• _AIM_: Say the number of lines containing the string "mgmt", and say nothing else.

• _TASK DATA_:

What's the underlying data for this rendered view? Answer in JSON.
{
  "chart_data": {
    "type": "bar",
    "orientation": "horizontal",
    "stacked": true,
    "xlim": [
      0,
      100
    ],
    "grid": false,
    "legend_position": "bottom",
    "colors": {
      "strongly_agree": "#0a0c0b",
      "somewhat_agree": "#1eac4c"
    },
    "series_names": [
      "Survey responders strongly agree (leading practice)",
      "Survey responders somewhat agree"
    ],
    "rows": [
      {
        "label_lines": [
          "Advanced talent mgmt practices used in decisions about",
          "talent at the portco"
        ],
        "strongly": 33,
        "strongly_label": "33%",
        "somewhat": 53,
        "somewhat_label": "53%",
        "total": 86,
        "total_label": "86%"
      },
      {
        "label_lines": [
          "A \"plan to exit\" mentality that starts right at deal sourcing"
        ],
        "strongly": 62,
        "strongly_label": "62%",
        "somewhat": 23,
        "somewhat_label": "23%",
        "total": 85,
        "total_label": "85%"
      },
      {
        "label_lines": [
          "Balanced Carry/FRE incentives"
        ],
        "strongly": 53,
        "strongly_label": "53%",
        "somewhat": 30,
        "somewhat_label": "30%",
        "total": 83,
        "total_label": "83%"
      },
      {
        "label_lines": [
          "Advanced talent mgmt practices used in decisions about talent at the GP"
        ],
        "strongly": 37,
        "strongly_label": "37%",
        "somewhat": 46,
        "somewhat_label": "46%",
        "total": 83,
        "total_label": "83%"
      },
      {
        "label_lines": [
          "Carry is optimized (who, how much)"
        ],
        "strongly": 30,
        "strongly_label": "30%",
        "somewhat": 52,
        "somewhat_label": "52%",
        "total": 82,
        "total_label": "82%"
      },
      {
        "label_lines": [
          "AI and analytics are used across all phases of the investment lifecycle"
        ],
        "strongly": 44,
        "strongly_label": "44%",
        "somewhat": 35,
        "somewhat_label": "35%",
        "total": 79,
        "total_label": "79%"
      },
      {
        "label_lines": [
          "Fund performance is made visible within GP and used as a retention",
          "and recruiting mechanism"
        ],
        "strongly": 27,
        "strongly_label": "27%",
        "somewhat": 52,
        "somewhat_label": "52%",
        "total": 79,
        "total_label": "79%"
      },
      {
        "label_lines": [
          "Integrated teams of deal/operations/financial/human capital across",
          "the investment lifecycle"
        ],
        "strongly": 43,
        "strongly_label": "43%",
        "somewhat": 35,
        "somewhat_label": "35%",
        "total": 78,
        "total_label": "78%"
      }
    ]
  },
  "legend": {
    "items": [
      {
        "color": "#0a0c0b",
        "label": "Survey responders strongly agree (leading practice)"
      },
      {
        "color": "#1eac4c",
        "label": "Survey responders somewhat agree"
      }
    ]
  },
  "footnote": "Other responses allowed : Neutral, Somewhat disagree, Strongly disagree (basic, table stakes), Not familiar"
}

---

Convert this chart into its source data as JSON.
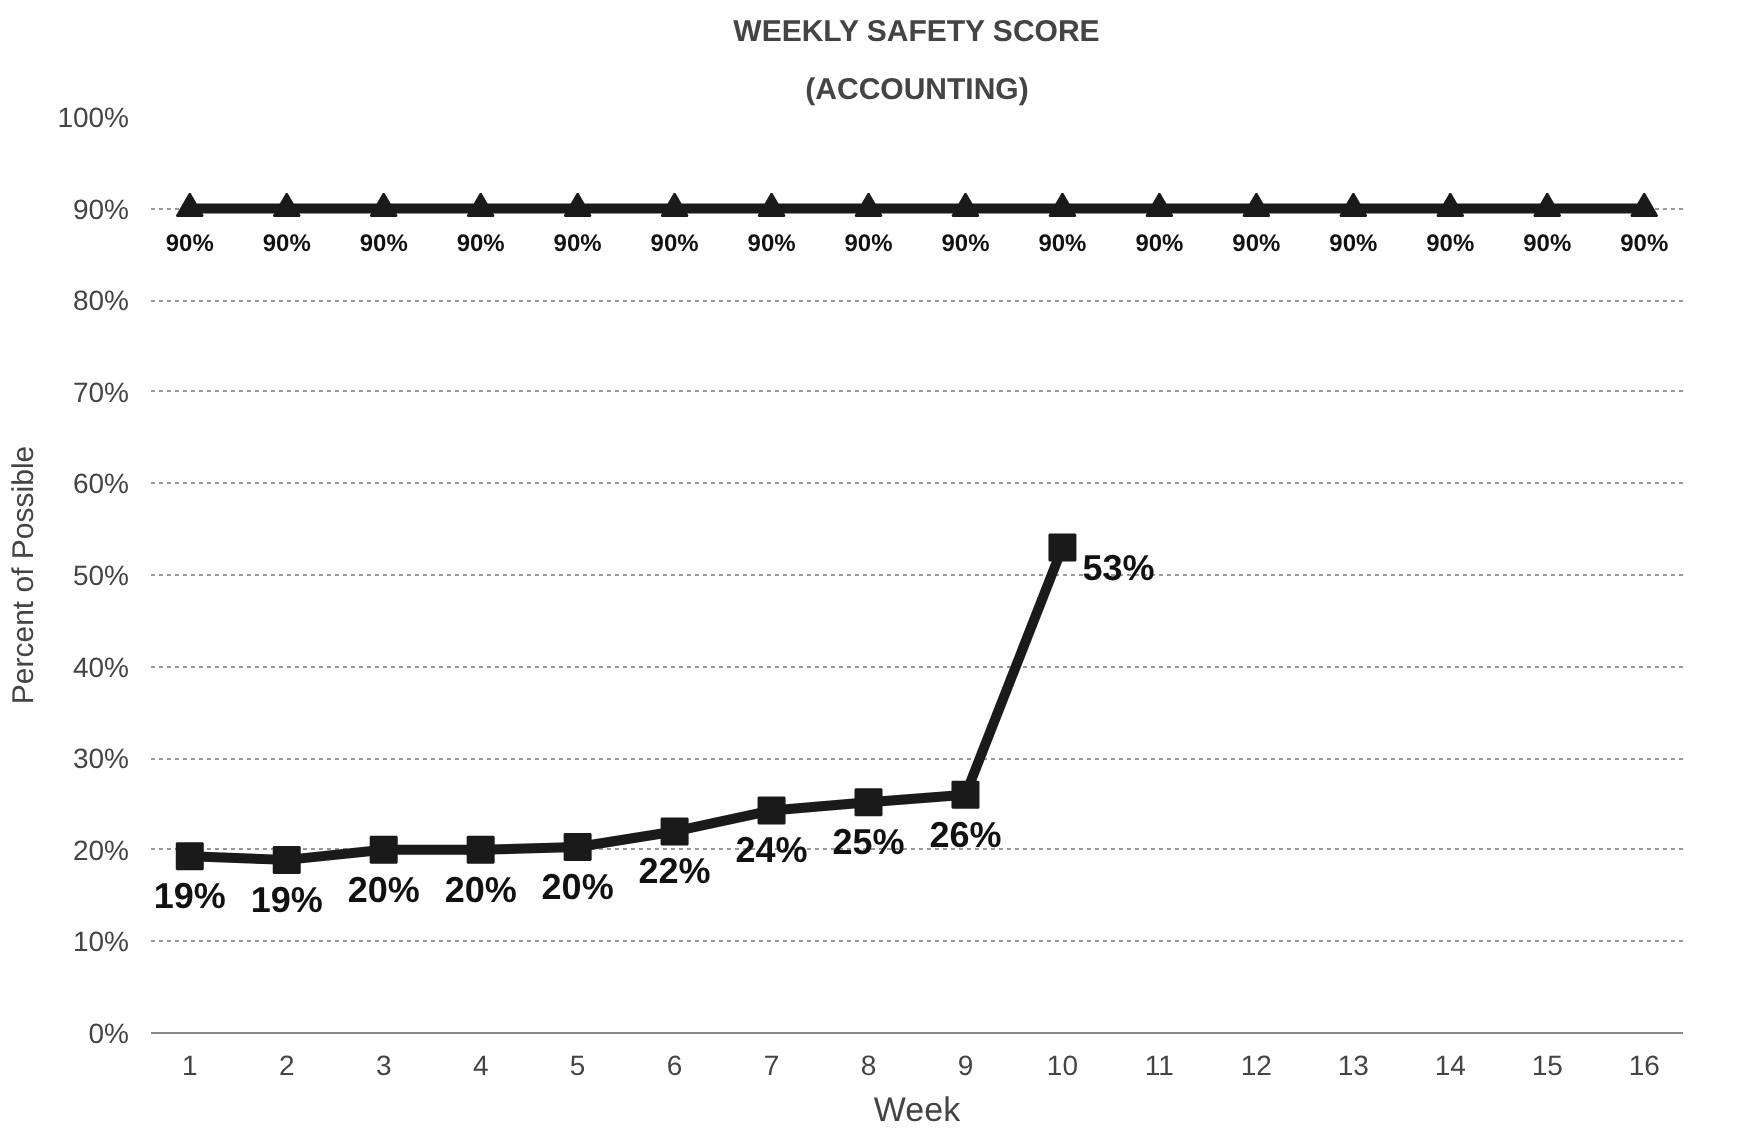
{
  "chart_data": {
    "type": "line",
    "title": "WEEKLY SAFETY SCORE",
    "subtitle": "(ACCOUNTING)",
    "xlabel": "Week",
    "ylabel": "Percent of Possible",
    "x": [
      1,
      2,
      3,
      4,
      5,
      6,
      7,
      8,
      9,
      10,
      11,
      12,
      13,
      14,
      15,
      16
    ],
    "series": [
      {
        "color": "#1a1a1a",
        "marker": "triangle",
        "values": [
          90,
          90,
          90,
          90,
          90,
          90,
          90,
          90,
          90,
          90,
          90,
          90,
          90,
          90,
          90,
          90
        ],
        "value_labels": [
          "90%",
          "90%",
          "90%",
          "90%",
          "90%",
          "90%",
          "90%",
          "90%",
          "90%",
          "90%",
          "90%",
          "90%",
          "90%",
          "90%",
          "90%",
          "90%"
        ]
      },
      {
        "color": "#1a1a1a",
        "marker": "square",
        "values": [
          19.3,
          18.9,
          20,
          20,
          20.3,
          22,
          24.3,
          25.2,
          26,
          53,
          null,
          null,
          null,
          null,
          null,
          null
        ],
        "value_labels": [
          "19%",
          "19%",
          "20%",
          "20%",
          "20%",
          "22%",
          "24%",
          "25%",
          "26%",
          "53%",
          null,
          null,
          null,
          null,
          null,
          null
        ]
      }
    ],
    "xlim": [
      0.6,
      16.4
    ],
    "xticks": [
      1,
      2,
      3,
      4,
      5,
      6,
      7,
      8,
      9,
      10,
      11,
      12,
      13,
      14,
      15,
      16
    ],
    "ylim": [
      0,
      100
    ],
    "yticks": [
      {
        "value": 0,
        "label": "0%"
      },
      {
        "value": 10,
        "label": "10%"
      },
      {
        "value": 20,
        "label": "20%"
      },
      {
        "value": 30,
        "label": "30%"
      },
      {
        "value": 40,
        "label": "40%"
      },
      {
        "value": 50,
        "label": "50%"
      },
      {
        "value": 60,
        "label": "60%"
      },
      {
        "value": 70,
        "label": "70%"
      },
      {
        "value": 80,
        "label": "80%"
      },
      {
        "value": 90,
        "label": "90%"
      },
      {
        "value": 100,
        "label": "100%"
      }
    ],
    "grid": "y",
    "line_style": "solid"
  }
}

--

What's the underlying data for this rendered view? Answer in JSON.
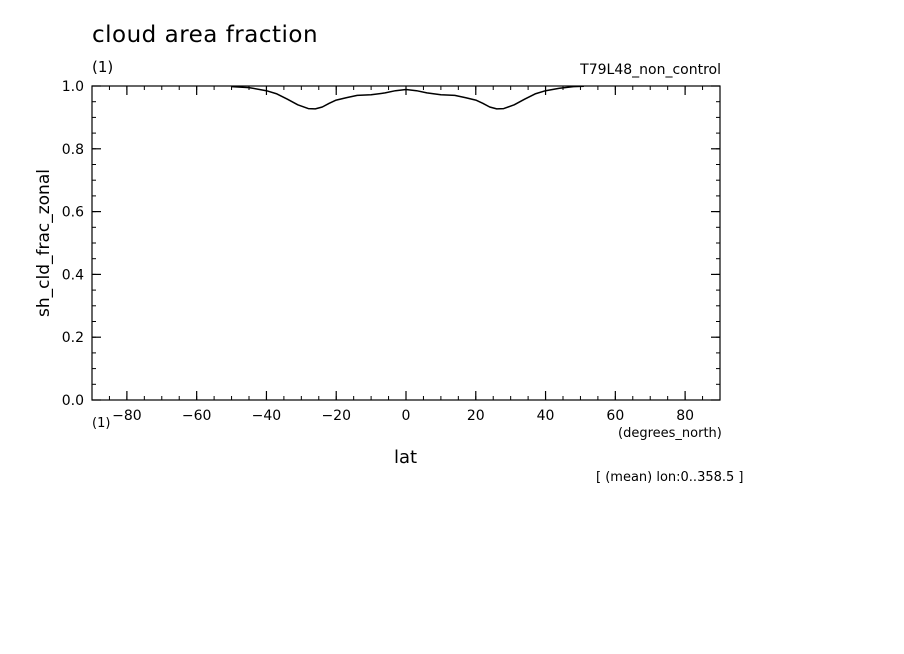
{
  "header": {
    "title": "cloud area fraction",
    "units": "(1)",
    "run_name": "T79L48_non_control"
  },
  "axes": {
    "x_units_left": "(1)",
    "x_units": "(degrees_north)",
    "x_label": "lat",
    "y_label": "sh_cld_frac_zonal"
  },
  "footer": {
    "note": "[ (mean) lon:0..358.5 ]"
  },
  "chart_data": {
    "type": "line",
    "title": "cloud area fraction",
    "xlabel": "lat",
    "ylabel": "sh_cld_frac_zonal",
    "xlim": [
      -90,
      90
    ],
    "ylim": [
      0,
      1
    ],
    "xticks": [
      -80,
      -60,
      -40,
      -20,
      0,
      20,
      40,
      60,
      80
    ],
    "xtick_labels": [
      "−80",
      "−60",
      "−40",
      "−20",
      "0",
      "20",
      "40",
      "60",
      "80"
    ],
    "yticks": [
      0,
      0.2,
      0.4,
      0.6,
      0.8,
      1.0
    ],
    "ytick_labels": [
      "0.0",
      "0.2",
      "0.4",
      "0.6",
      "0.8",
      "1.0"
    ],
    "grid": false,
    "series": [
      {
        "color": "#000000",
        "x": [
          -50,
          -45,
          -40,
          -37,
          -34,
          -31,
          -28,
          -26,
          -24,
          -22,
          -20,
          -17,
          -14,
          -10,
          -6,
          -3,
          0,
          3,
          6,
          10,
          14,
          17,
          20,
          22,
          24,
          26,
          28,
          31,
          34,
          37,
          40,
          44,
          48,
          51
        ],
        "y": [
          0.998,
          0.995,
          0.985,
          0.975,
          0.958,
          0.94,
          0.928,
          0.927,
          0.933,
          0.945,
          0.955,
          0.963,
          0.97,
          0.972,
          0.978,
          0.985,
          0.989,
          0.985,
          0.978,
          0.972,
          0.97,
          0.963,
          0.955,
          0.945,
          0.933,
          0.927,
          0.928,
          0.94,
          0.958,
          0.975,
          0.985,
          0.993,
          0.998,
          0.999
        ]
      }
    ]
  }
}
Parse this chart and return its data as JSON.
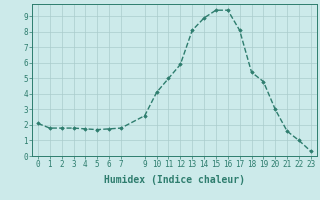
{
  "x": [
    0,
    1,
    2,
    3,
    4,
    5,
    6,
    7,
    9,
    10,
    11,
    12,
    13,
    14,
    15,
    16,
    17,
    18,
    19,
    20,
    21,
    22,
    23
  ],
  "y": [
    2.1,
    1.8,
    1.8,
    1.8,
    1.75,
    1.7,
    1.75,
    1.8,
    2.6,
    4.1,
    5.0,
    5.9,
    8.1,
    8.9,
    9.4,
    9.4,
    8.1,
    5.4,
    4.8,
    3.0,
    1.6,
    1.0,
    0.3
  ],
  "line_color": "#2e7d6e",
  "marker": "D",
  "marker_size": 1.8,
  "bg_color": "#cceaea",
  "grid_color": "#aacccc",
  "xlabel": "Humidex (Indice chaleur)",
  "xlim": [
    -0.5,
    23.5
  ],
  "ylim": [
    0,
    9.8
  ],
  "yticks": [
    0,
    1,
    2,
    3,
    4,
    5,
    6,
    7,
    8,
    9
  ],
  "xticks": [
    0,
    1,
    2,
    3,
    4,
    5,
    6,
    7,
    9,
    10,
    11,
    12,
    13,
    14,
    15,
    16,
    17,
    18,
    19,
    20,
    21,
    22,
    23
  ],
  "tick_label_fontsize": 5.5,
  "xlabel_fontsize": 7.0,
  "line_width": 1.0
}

• _FINISHED EXERCISE_: 2